* **EXERCISE REQUIREMENTS**: Pull out every line below that contains the word "Gold".

[Dataset entries on figures]

#####

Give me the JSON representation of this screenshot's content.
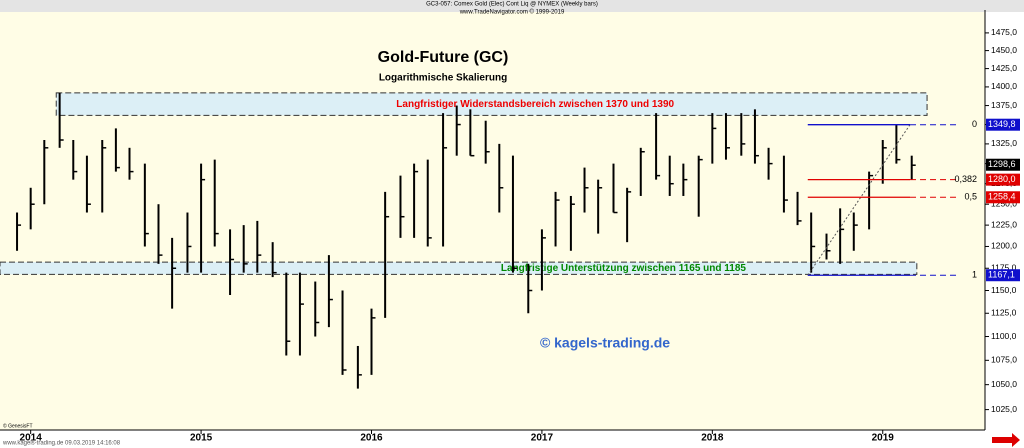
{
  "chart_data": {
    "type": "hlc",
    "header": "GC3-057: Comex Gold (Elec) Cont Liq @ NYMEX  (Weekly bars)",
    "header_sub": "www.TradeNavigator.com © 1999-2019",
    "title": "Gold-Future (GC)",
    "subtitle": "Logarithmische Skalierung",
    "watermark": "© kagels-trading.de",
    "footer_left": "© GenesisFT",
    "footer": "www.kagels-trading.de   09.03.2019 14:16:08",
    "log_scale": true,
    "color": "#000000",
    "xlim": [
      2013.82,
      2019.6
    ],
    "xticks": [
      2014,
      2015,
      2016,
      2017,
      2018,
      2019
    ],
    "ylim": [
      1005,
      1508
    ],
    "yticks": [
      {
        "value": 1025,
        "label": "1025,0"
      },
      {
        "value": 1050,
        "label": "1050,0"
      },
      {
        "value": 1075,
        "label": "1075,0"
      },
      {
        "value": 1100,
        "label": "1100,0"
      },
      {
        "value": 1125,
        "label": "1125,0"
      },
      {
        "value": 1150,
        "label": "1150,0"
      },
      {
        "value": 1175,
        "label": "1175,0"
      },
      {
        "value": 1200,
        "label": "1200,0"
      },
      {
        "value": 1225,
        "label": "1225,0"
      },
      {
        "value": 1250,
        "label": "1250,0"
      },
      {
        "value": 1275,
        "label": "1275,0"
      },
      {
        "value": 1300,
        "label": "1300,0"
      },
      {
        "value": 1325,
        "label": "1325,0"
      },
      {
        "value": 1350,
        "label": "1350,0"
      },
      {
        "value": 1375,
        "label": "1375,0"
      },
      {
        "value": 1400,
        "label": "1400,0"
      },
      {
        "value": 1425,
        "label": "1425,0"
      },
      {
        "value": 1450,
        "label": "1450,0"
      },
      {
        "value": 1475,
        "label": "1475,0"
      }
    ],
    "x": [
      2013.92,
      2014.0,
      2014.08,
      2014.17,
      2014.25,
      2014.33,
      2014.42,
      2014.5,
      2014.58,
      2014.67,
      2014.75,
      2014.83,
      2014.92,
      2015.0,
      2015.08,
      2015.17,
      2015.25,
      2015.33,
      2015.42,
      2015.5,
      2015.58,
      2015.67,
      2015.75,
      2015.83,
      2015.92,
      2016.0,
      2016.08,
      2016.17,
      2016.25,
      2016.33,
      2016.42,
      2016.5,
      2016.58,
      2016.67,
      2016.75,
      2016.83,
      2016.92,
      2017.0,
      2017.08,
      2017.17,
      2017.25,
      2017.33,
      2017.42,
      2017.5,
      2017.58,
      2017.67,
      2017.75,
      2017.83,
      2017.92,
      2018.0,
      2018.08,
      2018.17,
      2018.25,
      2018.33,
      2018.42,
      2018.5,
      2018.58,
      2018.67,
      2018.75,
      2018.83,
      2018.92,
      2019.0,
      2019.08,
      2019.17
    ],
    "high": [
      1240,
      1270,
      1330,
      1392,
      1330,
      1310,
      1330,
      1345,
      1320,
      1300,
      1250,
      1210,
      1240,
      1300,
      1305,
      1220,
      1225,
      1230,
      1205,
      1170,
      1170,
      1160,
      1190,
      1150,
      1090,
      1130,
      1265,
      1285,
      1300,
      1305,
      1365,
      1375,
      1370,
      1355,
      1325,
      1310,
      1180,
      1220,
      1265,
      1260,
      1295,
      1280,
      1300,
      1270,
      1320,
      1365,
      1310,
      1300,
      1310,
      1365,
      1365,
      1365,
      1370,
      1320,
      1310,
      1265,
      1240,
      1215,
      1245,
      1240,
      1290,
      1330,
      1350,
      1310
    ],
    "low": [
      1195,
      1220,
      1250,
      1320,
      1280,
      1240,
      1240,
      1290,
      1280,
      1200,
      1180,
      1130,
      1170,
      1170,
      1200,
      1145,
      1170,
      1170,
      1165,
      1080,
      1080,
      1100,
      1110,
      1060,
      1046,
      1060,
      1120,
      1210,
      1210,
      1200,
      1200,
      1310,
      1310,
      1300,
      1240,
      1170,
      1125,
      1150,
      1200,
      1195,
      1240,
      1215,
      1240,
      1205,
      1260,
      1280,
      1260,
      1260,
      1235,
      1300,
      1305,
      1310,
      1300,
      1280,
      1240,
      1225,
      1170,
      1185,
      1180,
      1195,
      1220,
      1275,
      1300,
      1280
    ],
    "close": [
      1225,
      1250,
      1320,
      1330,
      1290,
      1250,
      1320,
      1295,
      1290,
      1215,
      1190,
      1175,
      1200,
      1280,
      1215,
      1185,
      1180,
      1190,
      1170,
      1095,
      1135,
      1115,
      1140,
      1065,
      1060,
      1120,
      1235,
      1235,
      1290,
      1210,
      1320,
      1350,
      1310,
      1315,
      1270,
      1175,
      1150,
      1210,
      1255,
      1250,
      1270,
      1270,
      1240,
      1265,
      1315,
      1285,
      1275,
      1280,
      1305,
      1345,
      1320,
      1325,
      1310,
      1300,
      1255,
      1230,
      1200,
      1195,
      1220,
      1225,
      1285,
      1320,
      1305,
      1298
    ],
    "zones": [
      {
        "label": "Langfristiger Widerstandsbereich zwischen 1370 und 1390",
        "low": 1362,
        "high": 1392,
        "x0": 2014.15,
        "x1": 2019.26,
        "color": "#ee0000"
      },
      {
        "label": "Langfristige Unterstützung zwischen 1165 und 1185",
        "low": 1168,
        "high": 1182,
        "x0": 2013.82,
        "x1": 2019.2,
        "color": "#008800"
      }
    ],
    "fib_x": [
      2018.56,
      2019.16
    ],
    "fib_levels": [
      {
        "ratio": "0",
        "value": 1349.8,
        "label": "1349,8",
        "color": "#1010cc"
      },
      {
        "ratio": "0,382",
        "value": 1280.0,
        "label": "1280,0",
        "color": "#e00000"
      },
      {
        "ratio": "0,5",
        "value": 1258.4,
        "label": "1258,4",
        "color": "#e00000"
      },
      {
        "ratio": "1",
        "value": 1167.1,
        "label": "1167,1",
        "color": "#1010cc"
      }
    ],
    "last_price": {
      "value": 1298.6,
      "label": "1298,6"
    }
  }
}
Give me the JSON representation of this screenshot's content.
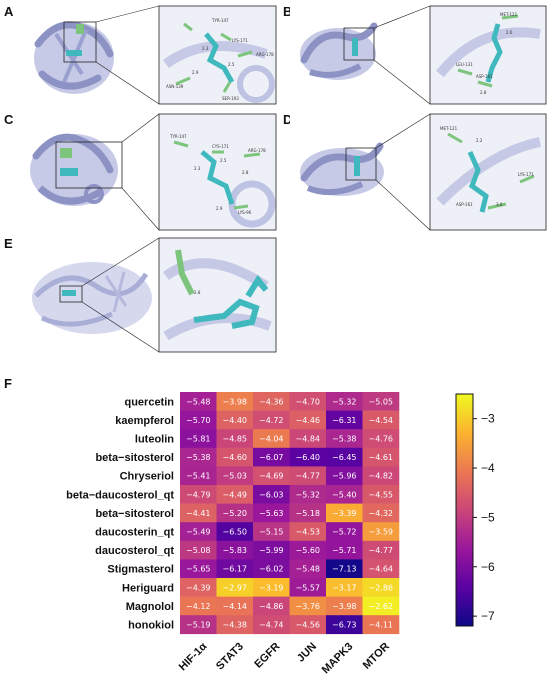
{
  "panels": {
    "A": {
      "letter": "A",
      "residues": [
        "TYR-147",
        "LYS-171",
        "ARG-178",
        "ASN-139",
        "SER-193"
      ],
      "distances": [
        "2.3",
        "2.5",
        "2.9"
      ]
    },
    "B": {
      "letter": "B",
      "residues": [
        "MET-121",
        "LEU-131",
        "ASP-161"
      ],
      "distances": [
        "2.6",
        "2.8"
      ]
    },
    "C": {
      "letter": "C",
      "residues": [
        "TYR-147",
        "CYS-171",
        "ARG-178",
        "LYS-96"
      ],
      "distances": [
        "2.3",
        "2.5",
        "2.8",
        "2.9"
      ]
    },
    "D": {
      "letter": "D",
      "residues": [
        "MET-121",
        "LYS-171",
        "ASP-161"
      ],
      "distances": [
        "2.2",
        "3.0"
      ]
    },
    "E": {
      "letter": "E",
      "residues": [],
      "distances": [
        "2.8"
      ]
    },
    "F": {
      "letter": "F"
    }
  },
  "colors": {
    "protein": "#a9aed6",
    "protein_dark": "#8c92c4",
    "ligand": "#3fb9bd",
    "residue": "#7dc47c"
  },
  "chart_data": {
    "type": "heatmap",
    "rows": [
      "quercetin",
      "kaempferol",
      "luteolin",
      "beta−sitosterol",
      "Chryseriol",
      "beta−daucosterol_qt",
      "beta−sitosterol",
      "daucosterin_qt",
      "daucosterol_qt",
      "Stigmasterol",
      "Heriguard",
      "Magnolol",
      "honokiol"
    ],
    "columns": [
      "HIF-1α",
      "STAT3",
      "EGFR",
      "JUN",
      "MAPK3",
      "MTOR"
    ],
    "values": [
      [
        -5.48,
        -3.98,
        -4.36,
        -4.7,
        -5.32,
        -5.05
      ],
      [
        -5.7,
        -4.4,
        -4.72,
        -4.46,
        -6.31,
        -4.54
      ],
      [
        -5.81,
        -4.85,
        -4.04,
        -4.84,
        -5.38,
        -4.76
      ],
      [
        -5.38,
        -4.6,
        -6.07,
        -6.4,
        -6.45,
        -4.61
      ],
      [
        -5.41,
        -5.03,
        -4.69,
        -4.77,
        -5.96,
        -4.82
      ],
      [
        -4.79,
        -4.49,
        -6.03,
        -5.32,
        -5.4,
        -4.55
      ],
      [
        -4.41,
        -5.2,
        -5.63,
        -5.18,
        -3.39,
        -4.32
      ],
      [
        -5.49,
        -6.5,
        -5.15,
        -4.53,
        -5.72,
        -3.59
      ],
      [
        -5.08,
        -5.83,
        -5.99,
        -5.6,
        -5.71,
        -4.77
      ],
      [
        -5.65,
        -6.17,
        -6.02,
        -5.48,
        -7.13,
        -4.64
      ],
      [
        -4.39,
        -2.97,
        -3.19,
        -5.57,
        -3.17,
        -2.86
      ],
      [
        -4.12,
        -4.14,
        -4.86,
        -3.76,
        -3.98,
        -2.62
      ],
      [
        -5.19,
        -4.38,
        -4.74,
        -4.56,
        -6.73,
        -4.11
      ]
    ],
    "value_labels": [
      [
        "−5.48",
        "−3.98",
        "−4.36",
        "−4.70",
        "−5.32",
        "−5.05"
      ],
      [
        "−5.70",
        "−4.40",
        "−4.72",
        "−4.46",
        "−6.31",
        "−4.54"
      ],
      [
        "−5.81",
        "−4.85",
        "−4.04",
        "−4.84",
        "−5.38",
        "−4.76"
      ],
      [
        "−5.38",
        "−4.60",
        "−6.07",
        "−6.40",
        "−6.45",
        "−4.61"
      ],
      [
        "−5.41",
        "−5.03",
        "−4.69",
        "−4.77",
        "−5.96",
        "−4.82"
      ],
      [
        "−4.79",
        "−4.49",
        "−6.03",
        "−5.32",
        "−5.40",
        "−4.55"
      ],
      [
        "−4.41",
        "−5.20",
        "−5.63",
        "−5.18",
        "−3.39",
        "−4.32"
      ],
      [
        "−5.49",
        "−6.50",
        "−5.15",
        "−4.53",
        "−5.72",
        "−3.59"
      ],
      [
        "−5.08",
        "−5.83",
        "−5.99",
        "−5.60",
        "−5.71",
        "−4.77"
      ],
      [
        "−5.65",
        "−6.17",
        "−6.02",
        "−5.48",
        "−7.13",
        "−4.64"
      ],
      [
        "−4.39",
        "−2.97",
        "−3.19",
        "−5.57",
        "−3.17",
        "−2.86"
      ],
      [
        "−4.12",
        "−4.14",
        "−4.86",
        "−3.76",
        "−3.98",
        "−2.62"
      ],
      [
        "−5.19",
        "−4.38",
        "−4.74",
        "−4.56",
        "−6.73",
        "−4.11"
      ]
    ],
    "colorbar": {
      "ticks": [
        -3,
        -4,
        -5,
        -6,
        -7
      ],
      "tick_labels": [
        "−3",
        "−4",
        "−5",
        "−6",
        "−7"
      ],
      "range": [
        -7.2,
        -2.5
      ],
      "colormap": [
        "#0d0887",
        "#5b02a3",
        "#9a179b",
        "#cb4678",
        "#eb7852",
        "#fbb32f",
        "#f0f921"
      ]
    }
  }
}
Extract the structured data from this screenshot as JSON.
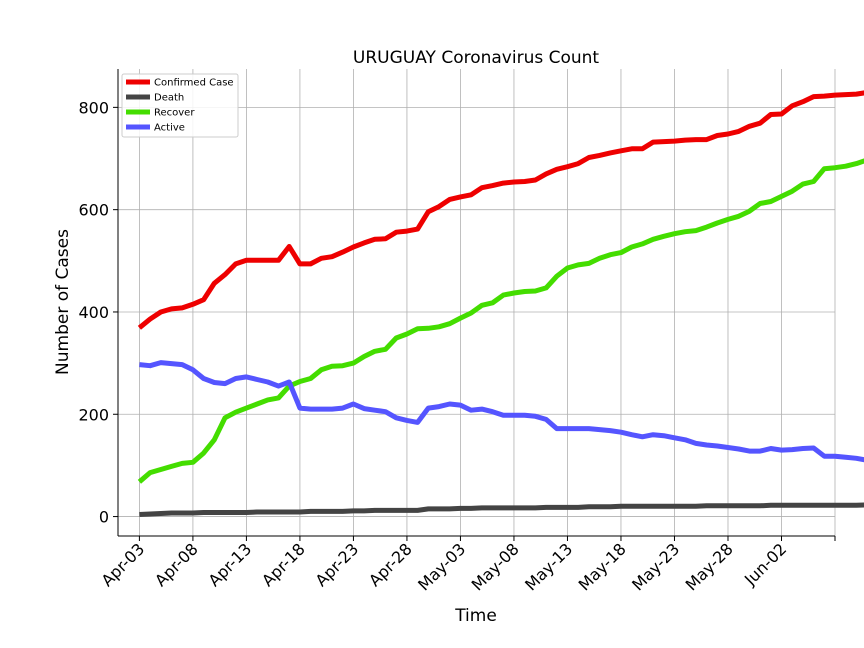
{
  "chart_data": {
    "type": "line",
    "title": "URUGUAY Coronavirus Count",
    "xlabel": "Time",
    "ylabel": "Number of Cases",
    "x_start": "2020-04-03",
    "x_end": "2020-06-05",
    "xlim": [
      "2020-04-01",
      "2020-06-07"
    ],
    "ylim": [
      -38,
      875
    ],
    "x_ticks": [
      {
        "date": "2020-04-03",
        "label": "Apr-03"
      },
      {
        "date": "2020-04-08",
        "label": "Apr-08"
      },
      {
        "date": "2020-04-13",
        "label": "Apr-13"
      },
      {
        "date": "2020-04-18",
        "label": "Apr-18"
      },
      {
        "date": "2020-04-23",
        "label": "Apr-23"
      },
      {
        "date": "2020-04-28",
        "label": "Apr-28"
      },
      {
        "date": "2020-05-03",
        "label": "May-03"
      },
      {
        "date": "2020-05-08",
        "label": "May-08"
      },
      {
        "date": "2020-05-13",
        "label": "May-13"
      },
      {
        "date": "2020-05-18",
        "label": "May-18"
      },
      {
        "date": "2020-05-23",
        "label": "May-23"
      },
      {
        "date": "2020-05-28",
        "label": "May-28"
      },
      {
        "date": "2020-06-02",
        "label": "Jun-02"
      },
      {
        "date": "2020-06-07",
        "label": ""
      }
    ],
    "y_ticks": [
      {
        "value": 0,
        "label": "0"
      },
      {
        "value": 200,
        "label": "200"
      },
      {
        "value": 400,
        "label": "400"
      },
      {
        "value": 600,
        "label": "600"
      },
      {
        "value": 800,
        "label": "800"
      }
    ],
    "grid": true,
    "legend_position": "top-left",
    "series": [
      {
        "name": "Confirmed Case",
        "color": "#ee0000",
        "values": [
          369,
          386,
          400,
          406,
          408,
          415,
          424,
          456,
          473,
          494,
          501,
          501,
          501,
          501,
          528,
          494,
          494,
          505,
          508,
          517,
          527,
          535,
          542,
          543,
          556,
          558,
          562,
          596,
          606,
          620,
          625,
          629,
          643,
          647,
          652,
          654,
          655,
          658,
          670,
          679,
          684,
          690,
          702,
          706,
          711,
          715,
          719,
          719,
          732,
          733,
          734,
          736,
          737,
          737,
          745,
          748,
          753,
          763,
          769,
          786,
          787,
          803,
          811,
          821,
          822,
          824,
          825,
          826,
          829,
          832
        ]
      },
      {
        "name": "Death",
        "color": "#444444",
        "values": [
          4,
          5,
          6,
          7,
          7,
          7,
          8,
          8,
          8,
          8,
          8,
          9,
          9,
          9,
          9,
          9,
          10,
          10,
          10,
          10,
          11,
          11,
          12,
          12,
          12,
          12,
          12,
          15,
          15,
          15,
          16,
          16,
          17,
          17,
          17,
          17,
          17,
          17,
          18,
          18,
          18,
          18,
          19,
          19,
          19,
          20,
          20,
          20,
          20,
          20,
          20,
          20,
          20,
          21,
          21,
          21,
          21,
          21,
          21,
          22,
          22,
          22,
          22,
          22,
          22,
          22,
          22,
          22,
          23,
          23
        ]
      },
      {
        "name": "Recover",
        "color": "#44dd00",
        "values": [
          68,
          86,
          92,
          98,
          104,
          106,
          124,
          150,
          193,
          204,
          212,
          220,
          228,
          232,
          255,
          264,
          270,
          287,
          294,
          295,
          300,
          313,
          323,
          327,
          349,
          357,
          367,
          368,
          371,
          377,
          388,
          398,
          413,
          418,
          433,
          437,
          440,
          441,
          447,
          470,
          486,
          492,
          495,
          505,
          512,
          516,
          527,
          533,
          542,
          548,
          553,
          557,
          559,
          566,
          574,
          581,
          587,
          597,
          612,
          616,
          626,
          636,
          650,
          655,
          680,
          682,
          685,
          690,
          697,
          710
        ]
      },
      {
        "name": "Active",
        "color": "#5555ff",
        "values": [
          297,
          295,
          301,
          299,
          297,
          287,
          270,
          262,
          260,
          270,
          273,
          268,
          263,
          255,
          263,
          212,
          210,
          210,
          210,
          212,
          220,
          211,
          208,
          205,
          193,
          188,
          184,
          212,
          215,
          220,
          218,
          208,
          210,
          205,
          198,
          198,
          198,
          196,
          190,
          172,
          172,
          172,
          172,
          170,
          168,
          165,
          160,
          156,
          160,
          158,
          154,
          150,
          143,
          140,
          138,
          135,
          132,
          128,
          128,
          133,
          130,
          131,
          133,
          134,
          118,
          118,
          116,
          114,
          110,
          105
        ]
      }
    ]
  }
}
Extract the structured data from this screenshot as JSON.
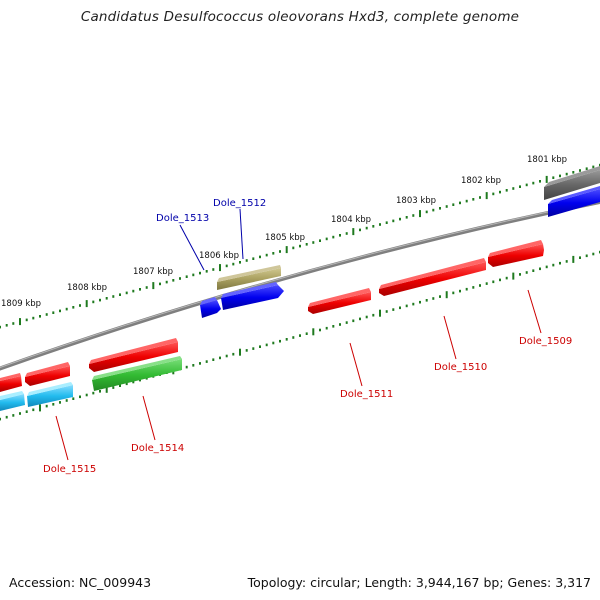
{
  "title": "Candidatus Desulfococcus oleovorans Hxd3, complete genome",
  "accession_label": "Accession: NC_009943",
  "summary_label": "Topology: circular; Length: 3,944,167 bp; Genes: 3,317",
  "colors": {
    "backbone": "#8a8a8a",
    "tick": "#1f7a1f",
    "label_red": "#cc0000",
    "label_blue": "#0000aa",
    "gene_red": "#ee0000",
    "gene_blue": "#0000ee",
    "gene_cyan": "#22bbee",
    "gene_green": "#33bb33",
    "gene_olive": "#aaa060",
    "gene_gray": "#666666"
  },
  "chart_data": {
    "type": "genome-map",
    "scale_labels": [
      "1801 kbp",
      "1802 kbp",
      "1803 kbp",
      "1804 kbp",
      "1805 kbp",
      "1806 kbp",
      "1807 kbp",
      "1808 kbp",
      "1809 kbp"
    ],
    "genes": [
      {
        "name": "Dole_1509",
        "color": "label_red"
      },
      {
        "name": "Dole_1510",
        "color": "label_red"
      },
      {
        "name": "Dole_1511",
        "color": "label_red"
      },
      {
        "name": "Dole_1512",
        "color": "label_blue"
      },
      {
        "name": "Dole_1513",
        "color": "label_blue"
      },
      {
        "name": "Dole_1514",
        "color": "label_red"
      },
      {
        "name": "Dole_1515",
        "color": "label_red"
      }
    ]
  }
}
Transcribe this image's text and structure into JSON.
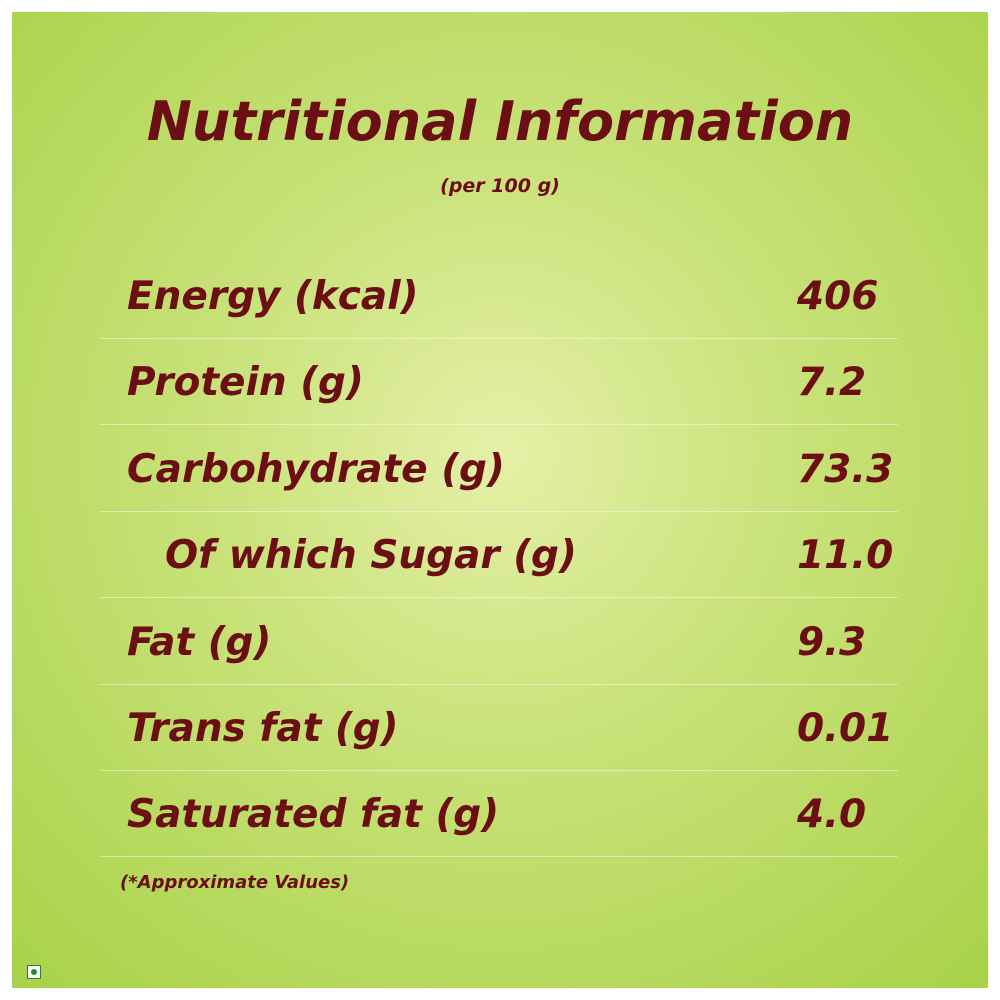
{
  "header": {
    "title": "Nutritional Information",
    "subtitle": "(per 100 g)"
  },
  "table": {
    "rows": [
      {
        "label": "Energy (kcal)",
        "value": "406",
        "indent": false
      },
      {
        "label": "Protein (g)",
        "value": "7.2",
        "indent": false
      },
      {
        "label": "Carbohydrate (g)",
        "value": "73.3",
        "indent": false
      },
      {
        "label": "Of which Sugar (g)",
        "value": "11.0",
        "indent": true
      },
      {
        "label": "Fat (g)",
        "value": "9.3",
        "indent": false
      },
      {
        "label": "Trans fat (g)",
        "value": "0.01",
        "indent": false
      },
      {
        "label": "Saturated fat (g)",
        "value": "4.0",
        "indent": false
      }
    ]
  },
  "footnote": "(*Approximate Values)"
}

#####

* **EXERCISE RESPONSE**:
    "header": "GC3-057: Comex Gold (Elec) Cont Liq @ NYMEX  (Weekly bars)",
    "title": "Gold-Future (GC)",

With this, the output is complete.